Check each line of the records for "while"; collect those that have it.

[begin Supplied material]

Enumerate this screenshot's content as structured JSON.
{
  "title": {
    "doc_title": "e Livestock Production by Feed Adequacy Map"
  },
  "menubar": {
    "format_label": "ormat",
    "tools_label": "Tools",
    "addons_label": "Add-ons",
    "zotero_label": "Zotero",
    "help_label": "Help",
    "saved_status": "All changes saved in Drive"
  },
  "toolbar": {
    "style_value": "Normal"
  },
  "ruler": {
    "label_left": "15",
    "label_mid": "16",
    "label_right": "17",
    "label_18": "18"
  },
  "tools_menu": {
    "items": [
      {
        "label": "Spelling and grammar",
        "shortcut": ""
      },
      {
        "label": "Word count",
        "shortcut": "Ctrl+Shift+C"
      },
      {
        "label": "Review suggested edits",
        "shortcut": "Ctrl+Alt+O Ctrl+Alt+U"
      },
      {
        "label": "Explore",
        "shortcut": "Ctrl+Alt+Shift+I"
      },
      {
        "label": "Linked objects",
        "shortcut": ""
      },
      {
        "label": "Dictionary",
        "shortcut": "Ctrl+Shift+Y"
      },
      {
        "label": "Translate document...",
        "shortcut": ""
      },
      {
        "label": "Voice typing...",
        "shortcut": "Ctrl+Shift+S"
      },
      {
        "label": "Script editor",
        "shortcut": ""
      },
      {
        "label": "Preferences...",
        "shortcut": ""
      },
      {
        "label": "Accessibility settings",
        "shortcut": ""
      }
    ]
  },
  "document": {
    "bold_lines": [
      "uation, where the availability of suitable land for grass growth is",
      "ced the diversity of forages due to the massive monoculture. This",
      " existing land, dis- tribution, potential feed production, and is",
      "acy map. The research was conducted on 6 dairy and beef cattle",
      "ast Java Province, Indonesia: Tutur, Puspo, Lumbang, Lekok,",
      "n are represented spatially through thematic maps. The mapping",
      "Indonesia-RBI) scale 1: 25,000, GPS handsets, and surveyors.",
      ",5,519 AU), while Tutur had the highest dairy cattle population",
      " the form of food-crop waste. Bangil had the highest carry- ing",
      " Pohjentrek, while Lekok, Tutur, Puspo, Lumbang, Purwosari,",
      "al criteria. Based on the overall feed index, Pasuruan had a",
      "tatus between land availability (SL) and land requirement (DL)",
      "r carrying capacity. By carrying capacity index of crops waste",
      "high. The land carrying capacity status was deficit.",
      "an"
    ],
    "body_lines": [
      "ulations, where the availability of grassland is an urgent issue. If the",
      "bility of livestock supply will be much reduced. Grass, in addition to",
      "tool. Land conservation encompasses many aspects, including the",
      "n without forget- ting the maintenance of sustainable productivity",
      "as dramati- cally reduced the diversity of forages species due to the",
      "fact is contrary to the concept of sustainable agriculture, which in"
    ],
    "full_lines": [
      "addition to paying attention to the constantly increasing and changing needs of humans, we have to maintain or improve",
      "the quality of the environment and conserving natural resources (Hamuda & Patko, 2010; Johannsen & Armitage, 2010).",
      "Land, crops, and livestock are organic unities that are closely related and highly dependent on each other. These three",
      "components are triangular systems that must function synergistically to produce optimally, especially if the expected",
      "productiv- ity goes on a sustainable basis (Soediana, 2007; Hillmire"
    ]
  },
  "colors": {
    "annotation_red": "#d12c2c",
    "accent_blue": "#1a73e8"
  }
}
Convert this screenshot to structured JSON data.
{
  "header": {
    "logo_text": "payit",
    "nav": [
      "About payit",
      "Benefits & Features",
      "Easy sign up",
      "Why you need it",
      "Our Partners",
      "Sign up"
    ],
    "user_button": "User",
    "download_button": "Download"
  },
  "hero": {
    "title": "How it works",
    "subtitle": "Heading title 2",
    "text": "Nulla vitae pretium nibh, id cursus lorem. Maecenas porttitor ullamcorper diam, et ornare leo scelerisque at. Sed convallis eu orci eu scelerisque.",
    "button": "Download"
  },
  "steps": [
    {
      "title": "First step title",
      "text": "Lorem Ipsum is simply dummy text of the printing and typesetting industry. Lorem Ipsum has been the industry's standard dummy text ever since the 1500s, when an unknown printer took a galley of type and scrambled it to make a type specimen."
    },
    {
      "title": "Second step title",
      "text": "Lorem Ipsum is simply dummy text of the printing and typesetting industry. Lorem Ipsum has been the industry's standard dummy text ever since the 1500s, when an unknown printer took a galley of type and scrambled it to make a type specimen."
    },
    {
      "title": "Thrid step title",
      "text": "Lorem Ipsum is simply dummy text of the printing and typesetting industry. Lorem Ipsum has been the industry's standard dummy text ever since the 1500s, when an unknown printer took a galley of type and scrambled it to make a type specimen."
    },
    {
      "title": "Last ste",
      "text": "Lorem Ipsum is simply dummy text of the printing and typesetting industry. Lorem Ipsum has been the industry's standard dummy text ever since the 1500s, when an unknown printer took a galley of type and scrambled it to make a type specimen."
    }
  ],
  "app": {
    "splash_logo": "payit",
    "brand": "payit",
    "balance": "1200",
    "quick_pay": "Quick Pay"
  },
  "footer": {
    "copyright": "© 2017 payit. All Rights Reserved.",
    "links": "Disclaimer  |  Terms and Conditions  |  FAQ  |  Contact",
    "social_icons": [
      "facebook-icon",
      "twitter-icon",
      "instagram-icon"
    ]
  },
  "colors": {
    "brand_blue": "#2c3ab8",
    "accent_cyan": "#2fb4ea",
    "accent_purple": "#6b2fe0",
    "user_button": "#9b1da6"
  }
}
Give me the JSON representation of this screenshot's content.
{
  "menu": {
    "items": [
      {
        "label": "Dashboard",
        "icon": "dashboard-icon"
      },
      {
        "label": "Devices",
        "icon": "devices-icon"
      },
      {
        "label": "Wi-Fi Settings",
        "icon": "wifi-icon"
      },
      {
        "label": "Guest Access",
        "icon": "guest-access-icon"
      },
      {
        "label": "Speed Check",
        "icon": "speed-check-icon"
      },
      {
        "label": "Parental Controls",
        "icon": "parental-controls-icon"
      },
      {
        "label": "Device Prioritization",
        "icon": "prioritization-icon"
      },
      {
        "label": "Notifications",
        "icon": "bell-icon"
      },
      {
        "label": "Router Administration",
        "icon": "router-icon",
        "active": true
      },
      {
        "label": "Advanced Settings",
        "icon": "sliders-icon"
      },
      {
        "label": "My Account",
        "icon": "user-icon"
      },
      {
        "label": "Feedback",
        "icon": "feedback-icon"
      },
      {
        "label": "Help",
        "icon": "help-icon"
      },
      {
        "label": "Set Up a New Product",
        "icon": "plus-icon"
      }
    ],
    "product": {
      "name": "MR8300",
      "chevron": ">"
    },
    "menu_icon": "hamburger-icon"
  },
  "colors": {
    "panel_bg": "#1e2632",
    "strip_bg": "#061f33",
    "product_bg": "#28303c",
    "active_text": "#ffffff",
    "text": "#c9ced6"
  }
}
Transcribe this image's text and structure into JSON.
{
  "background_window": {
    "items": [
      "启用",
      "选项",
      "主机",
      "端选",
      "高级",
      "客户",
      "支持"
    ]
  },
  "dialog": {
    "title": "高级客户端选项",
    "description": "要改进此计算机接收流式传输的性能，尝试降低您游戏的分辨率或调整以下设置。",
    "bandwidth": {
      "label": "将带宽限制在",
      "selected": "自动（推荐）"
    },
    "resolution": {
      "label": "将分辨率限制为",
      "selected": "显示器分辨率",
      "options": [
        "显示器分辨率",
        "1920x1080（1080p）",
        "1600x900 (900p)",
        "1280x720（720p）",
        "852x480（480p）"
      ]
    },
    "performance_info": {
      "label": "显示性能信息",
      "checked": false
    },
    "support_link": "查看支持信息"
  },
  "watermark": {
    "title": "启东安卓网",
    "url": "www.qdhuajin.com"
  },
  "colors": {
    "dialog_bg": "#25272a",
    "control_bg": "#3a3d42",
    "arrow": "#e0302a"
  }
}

[end Supplied material]

* Exercise output:
      ",5,519 AU), while Tutur had the highest dairy cattle population",
      " Pohjentrek, while Lekok, Tutur, Puspo, Lumbang, Purwosari,",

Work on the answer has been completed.